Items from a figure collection
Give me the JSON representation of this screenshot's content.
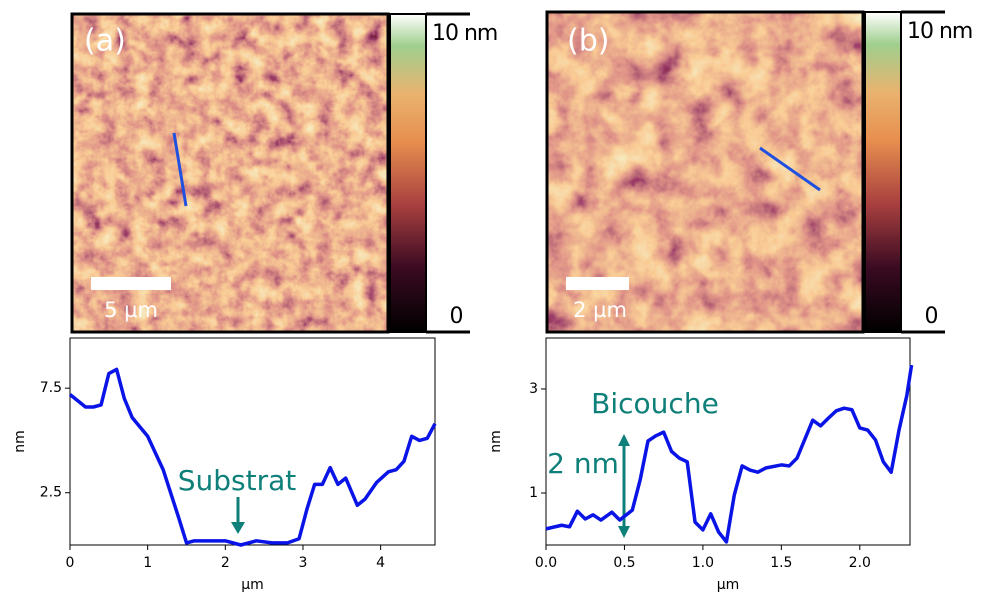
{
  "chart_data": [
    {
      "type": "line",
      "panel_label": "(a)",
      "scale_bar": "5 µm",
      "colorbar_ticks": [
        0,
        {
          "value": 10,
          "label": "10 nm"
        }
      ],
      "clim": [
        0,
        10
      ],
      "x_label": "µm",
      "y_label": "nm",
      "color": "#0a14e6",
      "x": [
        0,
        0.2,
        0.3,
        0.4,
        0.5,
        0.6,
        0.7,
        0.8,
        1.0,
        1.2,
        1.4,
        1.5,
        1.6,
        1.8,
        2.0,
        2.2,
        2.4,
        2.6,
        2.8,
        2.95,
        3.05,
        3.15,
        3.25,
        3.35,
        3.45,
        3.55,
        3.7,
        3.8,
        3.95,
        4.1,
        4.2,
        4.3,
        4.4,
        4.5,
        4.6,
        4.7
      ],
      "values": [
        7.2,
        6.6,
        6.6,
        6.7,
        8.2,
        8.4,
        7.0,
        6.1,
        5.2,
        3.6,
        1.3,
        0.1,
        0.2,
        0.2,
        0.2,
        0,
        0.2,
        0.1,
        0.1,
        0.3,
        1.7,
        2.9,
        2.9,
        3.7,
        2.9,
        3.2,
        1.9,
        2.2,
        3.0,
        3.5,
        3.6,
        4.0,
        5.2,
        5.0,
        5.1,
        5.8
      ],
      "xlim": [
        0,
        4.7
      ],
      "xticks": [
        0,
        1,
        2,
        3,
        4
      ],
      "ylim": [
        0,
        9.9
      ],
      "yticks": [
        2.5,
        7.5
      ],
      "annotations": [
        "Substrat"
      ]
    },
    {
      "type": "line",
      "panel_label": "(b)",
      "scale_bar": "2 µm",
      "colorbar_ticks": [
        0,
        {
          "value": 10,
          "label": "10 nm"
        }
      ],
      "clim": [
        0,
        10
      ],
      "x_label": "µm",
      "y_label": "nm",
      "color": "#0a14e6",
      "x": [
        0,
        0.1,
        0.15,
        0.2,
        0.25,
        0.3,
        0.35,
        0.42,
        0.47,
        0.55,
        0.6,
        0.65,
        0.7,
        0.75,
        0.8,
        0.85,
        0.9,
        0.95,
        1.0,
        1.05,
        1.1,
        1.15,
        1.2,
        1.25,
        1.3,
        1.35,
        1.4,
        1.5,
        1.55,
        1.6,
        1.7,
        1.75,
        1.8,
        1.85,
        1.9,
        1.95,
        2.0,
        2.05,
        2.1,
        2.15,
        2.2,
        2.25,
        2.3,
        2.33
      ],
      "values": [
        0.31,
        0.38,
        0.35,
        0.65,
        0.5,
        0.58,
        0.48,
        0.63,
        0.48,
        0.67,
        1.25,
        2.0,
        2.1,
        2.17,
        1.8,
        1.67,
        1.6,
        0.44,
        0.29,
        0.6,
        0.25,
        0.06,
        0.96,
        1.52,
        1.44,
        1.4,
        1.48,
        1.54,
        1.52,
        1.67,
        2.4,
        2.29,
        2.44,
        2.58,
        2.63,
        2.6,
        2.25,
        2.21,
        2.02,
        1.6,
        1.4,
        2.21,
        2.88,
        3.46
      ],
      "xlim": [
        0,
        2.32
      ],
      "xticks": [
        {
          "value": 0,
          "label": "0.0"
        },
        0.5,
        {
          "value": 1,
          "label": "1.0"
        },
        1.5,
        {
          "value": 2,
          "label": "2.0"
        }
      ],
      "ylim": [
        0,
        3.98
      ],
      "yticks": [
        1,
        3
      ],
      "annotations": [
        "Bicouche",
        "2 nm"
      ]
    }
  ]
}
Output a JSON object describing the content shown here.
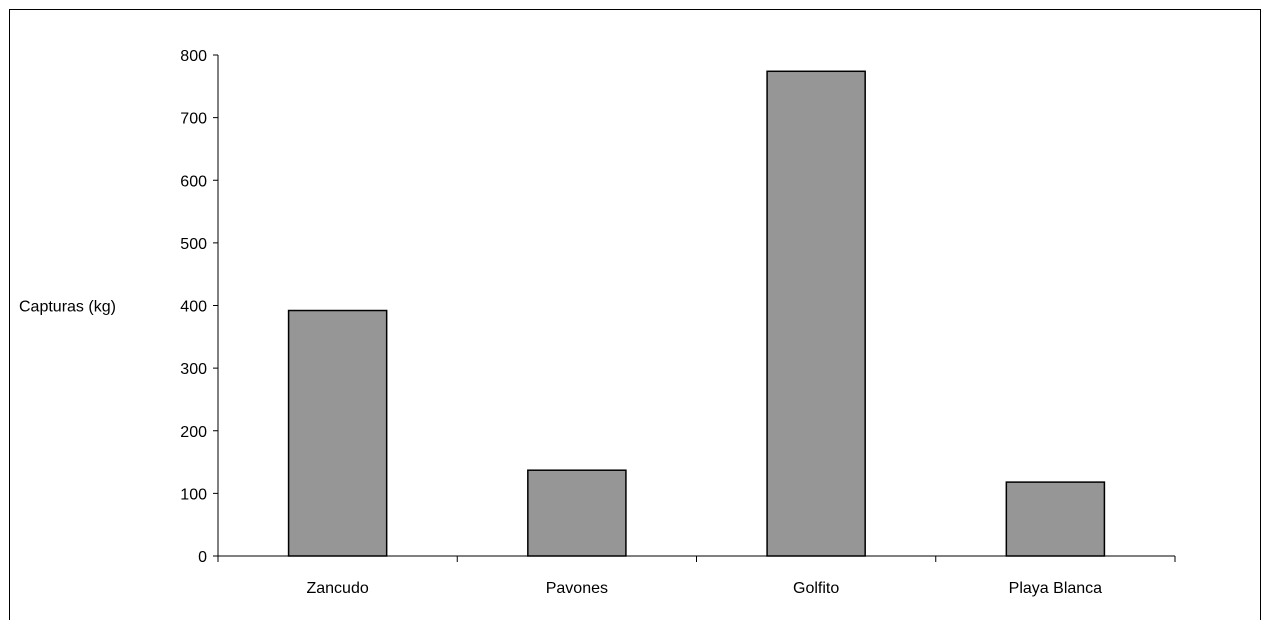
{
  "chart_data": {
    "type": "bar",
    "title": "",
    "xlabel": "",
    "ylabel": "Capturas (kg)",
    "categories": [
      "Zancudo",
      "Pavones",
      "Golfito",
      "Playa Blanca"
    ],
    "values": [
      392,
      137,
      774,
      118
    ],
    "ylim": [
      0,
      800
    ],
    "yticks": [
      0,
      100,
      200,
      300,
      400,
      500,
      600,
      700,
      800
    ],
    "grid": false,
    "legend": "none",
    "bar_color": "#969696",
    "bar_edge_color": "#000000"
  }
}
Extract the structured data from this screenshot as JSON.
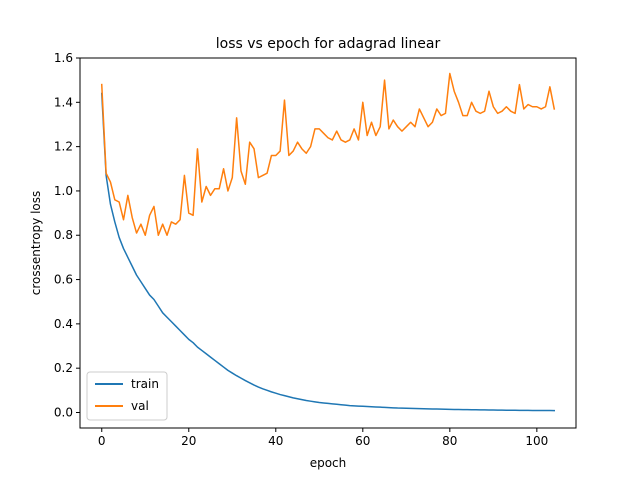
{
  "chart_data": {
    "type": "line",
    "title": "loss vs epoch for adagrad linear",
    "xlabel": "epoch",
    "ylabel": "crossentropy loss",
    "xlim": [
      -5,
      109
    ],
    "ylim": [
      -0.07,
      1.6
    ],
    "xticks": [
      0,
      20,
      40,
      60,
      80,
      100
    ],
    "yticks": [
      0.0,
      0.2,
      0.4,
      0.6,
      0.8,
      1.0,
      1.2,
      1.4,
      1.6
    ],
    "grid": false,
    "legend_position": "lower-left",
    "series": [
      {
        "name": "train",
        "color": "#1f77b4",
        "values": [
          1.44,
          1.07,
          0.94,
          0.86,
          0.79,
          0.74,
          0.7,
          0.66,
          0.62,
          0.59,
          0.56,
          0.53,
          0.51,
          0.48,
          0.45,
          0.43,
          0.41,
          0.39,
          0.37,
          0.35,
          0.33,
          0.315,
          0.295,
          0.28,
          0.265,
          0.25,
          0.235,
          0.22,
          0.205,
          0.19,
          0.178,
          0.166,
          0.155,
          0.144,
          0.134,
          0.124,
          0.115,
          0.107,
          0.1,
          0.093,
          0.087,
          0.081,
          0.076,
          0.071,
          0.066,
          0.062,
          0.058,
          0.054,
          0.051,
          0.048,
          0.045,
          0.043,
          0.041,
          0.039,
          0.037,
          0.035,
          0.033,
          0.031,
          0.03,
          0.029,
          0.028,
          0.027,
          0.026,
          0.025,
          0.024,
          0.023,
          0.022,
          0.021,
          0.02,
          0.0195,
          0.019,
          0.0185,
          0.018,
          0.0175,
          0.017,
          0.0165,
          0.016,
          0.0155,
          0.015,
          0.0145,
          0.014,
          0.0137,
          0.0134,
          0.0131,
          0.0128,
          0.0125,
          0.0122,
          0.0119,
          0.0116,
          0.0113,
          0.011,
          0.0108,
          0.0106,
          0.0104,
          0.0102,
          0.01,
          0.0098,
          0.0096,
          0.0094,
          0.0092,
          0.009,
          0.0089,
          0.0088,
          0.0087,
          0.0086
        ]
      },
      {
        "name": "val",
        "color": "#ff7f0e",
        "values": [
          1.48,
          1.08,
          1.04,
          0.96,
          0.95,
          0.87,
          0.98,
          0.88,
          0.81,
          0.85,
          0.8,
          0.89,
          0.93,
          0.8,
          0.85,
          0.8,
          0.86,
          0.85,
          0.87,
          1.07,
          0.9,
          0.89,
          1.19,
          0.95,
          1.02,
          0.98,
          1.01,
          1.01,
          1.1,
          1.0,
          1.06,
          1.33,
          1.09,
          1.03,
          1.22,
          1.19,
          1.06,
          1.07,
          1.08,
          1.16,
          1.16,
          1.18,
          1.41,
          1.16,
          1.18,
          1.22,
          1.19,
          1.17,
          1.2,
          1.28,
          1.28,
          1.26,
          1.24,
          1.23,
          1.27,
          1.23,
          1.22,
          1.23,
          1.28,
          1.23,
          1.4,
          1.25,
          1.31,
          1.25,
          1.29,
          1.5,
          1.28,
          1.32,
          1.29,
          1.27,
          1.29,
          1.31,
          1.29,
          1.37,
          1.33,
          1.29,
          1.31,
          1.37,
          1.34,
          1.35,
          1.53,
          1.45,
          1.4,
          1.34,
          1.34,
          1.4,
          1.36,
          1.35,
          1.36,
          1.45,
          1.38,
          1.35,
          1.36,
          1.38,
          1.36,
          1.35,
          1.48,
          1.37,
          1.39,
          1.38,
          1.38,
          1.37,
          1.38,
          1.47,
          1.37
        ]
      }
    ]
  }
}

*WHAT YOU HAVE TO DO*: Of all the lines in the material above, how many contain the word "title"? Give only the count.

*THE SOLUTION*: 2